WHAT TO PRODUCE: Make a verbatim copy of the entries below; pictures stay out.

DATA TO PROCESS:
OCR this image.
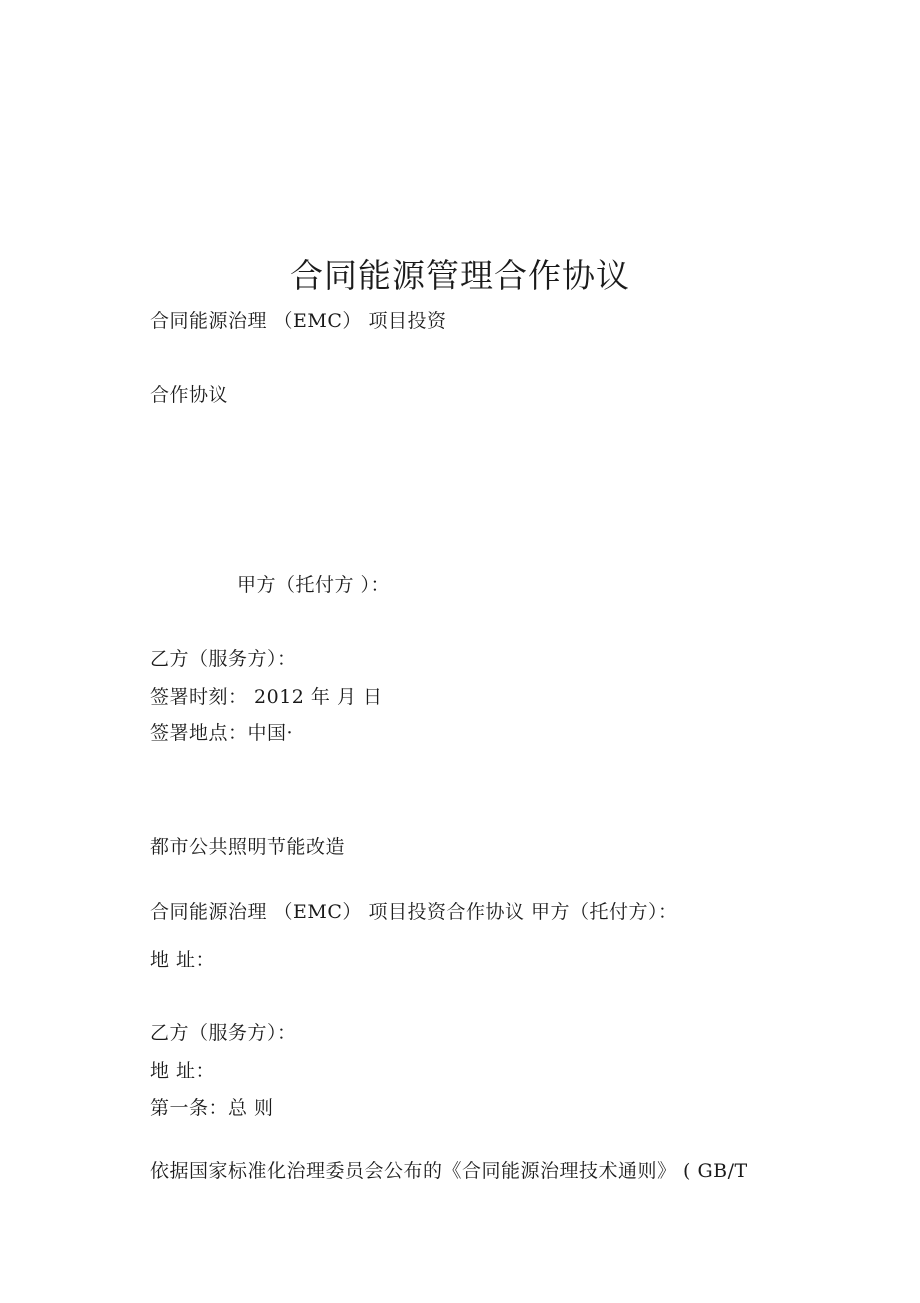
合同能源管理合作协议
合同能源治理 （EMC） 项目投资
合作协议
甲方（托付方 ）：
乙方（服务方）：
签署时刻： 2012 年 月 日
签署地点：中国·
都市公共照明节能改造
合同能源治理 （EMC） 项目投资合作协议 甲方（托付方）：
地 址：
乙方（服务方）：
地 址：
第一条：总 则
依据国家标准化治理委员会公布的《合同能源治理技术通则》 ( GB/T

THE RESPONSE:
OCR this image.
合同能源管理合作协议
合同能源治理 （EMC） 项目投资
合作协议
甲方（托付方 ）：
乙方（服务方）：
签署时刻： 2012 年 月 日
签署地点：中国·
都市公共照明节能改造
合同能源治理 （EMC） 项目投资合作协议 甲方（托付方）：
地 址：
乙方（服务方）：
地 址：
第一条：总 则
依据国家标准化治理委员会公布的《合同能源治理技术通则》 ( GB/T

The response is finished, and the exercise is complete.